### EXTRAIT CHOISI ###

Exclusif. L’assaut des dockers, vécu par une policière : « la fin a été proche ».
La manifestation du 6 novembre n’a pas fini de faire couler de l’encre. Alors que Jan Jambon a annoncé une enquête, cette semaine, Le Vif revenait sur les circonstances qui ont mené à cet incroyable bilan de 112 policier-e-s blessé-es. Une de ces policières(1), présente dès les premières minutes de l’attaque, a écrit son vécu. Si défendre la démocratie, c’est dénoncer les excès policiers (et notamment des coups reçus par des journalistes ce jour-là), c’est tout autant rendre compte du vécu des agents qui servent notre sécurité lorsque leur hiérarchie n’a pas su gérer une situation pourtant prévisible, et que plus de cent d’entre eux ont payé un prix inacceptable. Récit.
6 novembre 2014. Bruxelles. Manifestation nationale. Je prends mon service presque comme d’habitude. Une grosse manif, c’est un peu plus de monde, un peu plus de ponctualité, un peu plus d’engouement, un peu plus de moyens. Mais pas plus d’angoisse. Plus maintenant. J’ai appris à avoir totalement confiance en mes collègues, à mon échelon, aux échelons supérieurs, jusqu’aux décisionnaires.
Notre mission, c’est de maintenir l’ordre public, d’éviter les débordements, de veiller au respect de l’itinéraire par les manifestants. C’est aussi d’attendre. C’est à ça que nous passons le plus gros de la journée : attendre ! Alors, nous suivons l’évolution de la manifestation, par messages radio interposés. « Queue de cortège place Simon Bolivar. Tête du cortège Bourse »… On imagine l’enthousiasme de la population, dont témoigne sa participation massive. Et nous sommes conscients qu’ils se battent aussi pour nous. Parce que les mesures d’austérité qu’on nous a annoncées nous touchent autant qu’eux.
« Nous sommes conscients qu’ils se battent aussi pour nous »
Nous sommes hors de vue, à l’écart. Beaucoup de passants s’arrêtent à notre hauteur. Nous posent des questions. Quel est le meilleur itinéraire pour aller à mon travail ? À quelle heure telle rue sera ouverte ? Où puis-je trouver un taxi ? Nous répondons avec plaisir. Parce que le flic bruxellois sait tout, et s’il ne sait pas quelque chose, il se débrouille pour le savoir quand même.
Il y a du monde, mais les manifestants que nous croisons sont joviaux. On plaisante ensemble. On parle du succès de l’événement, du temps, de la vie. Mais un appel radio va tout changer :
« PolBru pour BruMi Sunray, nous sommes attaqués en dessous du pont avenue Fonsny ».

### LIGNES FOURNIES ###

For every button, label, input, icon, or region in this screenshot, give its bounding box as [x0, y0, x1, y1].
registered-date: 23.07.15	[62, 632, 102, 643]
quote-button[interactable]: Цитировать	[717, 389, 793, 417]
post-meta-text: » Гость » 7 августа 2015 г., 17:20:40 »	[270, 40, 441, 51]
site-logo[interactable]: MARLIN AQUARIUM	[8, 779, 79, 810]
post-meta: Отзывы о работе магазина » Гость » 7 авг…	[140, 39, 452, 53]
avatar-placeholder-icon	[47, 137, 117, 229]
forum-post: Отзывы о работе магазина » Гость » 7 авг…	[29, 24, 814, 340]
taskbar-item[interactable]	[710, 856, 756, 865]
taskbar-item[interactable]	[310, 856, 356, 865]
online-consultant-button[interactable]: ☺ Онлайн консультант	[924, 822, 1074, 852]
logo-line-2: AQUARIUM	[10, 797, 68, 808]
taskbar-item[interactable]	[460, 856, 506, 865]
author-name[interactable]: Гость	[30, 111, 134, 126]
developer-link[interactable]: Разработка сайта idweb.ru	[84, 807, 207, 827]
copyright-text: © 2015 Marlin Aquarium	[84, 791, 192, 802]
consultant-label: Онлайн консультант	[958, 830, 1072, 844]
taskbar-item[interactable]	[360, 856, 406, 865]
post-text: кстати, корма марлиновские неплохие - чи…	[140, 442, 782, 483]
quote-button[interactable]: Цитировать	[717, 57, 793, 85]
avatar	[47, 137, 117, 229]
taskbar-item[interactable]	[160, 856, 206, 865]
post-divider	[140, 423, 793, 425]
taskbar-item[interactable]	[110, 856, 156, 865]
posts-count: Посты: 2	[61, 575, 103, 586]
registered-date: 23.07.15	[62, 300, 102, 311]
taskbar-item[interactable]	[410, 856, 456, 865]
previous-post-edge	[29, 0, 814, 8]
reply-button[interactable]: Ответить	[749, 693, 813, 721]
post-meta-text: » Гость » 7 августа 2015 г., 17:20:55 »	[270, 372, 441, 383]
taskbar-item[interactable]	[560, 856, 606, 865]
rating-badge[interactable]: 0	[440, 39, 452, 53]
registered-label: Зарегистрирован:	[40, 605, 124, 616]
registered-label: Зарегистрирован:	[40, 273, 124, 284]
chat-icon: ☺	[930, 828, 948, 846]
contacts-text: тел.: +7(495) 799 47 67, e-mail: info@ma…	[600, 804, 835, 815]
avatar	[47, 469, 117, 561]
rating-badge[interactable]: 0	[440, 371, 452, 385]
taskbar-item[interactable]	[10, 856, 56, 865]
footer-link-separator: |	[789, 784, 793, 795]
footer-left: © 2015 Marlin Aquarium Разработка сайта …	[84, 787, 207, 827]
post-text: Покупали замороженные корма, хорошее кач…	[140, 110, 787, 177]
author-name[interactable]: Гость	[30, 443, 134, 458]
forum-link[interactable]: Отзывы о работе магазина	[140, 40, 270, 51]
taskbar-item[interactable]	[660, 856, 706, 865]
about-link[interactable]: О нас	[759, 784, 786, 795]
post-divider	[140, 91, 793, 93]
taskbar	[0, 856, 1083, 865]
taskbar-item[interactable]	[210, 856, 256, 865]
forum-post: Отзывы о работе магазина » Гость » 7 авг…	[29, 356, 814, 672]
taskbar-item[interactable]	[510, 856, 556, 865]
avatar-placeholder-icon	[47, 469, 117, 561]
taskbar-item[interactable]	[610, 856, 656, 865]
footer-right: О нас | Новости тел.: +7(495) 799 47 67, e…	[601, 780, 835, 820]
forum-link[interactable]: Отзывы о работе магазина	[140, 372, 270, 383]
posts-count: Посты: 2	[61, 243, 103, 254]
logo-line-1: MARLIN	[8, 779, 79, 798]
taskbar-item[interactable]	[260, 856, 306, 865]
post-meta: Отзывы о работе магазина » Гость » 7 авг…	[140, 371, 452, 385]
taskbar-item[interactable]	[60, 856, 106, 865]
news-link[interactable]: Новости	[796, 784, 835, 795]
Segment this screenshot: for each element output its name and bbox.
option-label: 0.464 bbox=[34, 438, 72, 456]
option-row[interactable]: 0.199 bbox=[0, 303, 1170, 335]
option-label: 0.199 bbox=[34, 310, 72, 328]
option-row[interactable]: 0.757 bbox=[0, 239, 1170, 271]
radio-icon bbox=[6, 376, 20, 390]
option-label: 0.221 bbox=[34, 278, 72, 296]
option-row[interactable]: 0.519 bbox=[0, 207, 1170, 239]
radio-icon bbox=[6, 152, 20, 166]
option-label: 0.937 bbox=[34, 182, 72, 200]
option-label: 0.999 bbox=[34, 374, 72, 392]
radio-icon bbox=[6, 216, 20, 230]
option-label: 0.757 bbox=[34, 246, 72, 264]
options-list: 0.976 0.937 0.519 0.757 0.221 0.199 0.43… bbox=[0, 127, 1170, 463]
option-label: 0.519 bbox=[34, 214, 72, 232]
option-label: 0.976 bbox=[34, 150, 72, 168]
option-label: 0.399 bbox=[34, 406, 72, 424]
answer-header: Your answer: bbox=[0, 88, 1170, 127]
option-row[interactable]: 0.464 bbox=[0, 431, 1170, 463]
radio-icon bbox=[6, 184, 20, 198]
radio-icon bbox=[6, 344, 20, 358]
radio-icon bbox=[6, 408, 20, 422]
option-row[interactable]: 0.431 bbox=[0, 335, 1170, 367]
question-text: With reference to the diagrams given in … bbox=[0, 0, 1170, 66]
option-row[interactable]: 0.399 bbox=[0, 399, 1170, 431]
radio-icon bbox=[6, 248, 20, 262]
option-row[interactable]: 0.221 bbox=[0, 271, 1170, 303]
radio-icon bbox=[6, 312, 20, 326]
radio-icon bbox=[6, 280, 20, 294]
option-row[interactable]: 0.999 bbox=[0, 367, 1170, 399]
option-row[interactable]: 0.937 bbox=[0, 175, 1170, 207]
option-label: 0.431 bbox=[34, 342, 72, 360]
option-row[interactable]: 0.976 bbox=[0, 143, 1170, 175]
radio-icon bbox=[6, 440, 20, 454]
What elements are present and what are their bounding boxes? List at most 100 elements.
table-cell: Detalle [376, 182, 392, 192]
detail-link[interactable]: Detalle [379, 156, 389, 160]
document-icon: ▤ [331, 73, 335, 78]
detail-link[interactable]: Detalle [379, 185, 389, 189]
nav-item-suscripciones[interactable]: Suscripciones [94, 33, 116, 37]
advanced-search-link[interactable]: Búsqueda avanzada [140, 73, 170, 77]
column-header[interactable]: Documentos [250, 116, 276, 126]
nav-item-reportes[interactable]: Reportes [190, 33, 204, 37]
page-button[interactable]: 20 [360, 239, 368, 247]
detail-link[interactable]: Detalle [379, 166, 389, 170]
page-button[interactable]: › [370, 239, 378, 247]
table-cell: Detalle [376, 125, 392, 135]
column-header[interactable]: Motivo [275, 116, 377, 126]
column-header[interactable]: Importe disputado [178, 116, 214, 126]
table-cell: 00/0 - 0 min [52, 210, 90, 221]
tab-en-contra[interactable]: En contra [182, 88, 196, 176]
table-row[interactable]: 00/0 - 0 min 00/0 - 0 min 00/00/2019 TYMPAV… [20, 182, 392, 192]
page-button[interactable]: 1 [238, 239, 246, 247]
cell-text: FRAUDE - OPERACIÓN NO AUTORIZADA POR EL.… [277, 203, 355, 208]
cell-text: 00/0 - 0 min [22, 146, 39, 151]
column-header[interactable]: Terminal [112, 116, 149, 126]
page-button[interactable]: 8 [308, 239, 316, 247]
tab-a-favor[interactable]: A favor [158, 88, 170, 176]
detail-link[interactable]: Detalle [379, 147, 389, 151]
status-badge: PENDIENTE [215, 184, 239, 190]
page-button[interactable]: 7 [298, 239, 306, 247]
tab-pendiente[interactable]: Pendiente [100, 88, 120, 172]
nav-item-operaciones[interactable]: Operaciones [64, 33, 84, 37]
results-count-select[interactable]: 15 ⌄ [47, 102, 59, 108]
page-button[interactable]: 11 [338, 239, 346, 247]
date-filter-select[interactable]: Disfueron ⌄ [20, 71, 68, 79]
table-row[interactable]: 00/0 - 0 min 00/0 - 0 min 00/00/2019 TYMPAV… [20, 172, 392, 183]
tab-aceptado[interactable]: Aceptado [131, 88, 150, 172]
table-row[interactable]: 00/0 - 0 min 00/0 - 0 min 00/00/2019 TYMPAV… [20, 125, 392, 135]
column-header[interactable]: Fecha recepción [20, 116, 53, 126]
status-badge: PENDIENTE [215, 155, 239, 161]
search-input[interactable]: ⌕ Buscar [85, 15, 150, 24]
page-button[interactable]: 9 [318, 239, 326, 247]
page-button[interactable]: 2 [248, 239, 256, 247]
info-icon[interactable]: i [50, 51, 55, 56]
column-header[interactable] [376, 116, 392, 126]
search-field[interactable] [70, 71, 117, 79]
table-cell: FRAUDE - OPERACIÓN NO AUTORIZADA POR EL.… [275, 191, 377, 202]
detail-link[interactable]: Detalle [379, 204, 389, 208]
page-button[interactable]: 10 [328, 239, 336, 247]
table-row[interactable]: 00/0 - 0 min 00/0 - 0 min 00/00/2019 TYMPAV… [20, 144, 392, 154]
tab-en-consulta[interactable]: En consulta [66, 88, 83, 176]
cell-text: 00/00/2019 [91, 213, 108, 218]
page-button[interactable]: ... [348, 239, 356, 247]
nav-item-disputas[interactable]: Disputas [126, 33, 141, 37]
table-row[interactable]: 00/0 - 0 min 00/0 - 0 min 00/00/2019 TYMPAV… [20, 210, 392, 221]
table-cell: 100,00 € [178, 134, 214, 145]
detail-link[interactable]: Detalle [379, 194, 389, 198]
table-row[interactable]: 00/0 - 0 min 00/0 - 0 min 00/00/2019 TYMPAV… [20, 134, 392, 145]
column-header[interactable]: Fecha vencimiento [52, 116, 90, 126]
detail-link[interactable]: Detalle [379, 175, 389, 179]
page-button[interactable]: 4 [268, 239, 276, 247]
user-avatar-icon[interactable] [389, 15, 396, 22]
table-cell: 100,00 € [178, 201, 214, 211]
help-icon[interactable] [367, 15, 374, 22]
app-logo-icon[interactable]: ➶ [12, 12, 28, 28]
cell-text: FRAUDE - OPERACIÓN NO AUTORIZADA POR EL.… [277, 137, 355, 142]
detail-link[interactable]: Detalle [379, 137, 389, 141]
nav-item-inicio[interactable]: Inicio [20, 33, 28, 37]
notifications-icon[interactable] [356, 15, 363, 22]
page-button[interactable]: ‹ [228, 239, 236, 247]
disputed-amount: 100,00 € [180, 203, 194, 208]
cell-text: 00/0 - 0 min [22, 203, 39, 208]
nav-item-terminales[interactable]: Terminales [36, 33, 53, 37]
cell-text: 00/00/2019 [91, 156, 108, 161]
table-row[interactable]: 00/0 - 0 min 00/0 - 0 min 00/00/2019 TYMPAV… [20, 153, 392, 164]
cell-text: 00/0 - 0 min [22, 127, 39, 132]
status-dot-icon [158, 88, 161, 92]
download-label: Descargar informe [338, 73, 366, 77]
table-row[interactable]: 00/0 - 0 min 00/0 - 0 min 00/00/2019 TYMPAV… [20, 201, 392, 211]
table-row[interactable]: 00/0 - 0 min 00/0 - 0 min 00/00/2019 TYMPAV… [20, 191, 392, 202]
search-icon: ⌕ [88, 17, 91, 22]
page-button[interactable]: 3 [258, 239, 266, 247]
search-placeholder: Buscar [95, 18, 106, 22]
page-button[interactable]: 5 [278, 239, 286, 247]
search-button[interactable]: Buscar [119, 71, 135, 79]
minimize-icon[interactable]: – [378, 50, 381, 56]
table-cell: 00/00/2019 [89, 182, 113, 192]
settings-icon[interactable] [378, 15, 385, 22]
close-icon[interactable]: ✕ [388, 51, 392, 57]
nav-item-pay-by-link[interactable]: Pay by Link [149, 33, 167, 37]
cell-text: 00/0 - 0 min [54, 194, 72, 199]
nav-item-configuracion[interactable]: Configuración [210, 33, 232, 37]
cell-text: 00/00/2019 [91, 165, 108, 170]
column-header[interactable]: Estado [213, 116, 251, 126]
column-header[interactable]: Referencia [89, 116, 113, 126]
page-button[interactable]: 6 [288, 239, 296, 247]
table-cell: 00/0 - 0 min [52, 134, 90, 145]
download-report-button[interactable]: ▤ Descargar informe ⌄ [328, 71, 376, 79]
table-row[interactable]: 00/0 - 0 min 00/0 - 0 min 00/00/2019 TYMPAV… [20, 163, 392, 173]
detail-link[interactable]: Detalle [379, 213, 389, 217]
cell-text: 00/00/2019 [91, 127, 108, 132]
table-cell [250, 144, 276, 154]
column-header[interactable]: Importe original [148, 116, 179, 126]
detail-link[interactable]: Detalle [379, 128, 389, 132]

###

* **VOTRE TÂCHE**:
Poursuivez le récit de la policière sur la manifestation du 6 novembre 2014 à Bruxelles, à partir du message radio qui signale une attaque sous le pont de l'avenue Fonsny.

* **RÉSULTAT FINAL**:
Mon rythme cardiaque s’accélère. Nous enfilons nos vestes de maintien de l’ordre, ignifugées. Nos gants, nos cagoules retroussées pour protéger la gorge, nos casques. On sent venir l’action. L’adrénaline monte. La radio hurle. « PolBru, il nous faut des renforts ! » Ce n’est plus l’action qu’on sent venir, c’est le danger. Le combi a déjà démarré. Le chauffeur est concentré. Il sait qu’il doit aller vite. Les matraques sont vissées aux tibias, on distribue les boucliers. Tout à coup, les combis sont bloqués. On descend ! On est repartis à pied, en colonne, au pas de course. Arrivés à l’avenue de la Porte de Hal, on découvre une scène incroyable. C’est l’état de siège ! Une vague ligne de policiers se débat, fébrile. Des fumigènes rouges, jaunes, nous brouillent la vue. Nous courons à la rescousse de nos collègues en perdition. Et rien d’autre ne nous occupe l’esprit. Nous sommes en mode réflexe.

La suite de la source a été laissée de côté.